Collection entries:
-- START --
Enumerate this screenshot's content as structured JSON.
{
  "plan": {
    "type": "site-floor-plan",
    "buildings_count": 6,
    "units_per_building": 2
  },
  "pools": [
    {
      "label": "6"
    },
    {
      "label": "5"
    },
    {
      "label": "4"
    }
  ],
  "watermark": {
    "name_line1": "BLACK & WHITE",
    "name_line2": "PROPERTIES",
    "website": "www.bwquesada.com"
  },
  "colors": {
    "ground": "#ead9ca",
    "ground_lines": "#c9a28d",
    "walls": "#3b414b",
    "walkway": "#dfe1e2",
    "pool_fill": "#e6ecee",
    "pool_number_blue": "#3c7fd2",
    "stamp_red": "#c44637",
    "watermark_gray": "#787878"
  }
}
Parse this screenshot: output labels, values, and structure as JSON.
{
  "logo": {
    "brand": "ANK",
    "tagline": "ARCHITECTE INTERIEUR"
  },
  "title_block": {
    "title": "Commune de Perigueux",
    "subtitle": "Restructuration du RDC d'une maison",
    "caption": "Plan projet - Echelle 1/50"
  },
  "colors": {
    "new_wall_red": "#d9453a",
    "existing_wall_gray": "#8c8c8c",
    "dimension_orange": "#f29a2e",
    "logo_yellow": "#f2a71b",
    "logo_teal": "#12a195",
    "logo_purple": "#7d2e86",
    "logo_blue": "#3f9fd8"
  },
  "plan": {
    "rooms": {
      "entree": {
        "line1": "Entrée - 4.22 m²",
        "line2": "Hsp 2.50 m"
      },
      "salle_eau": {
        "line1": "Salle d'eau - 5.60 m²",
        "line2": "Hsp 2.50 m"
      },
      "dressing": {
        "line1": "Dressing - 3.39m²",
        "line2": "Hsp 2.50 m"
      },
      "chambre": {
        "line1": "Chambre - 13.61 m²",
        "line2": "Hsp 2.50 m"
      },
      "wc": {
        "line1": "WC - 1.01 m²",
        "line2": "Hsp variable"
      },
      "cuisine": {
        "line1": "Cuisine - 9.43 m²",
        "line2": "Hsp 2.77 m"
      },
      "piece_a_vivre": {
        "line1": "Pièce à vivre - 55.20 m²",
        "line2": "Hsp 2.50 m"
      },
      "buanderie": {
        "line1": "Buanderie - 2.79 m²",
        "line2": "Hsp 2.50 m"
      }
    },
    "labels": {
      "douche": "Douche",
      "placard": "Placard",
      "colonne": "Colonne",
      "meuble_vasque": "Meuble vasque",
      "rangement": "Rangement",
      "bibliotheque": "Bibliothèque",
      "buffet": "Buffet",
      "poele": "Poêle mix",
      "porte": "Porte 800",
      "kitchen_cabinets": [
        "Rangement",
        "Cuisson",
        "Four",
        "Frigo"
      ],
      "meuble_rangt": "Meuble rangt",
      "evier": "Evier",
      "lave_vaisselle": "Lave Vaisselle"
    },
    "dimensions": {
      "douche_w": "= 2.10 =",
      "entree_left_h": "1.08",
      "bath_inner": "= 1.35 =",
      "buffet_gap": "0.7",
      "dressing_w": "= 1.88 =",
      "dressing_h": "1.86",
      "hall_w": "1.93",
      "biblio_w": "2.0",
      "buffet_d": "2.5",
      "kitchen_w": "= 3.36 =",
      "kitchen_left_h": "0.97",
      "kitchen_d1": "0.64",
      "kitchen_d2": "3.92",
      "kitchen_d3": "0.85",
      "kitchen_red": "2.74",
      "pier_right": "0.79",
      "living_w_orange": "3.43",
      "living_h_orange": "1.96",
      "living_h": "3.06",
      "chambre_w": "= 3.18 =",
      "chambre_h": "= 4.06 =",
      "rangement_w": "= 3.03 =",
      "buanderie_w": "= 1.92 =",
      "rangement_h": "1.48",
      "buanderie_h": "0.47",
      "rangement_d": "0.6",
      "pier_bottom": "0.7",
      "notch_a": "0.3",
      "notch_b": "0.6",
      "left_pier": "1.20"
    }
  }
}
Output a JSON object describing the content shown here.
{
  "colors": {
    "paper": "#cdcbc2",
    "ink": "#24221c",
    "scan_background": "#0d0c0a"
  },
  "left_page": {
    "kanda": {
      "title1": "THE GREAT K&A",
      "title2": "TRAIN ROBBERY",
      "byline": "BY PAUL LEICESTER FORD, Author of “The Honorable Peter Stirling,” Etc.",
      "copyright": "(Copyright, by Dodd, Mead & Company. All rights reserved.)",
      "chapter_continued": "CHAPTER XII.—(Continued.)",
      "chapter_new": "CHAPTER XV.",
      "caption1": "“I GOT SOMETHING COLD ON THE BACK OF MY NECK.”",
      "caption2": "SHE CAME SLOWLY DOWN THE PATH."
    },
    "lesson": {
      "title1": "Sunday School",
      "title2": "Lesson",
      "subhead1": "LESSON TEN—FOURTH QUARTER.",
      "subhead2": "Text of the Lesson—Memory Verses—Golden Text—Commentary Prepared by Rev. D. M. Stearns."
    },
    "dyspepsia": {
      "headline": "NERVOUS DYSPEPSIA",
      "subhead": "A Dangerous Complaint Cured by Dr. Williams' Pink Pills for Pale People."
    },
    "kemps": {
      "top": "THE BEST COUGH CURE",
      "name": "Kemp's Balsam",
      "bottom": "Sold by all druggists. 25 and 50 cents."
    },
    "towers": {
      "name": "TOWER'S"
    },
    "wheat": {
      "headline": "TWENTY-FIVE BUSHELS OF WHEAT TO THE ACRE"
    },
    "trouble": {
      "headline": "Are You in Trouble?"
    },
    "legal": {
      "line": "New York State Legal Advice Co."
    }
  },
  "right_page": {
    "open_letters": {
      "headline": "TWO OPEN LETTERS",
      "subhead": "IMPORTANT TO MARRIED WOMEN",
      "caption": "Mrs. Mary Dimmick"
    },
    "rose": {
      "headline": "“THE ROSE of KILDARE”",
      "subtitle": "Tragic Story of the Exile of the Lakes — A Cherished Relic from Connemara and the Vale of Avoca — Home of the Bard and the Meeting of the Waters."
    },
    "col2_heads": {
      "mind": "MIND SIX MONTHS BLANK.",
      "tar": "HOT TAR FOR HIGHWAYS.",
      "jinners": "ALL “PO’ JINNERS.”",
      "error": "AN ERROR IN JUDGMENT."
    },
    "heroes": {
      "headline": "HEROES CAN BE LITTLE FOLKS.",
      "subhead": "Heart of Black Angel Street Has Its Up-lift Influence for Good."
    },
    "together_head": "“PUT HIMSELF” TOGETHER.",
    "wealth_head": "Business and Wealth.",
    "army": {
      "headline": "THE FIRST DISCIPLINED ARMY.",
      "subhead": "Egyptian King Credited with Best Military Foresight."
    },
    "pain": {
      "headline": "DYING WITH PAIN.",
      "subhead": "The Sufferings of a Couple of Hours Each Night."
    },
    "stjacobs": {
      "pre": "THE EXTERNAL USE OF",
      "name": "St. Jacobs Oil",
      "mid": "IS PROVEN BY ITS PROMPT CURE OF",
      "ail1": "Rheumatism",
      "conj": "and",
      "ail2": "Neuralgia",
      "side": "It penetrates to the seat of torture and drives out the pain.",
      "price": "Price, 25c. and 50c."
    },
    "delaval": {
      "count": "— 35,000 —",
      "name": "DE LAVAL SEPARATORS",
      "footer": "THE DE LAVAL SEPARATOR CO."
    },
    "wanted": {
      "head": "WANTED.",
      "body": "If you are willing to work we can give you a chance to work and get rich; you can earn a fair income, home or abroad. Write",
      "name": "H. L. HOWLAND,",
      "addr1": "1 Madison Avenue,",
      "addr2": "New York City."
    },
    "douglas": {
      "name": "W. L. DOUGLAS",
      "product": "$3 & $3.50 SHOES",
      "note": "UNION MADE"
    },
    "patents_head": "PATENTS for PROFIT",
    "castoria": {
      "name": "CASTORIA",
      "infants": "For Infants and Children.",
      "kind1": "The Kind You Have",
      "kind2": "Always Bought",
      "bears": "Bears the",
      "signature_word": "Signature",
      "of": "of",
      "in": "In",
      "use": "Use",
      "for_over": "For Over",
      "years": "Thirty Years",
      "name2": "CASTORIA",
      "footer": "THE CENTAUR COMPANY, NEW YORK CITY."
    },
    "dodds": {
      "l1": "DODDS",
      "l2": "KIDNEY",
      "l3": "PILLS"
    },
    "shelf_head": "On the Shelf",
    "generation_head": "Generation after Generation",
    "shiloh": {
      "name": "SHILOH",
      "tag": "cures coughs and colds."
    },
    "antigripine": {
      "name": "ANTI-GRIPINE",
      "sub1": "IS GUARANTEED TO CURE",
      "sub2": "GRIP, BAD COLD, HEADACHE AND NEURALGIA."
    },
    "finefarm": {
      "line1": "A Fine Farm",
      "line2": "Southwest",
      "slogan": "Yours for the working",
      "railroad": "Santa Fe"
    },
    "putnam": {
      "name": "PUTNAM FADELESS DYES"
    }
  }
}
-- END --
**Work to complete:**
Identify and copy lines that hold the string "CHAPTER".

**Response to the task:**
      "chapter_continued": "CHAPTER XII.—(Continued.)",
      "chapter_new": "CHAPTER XV.",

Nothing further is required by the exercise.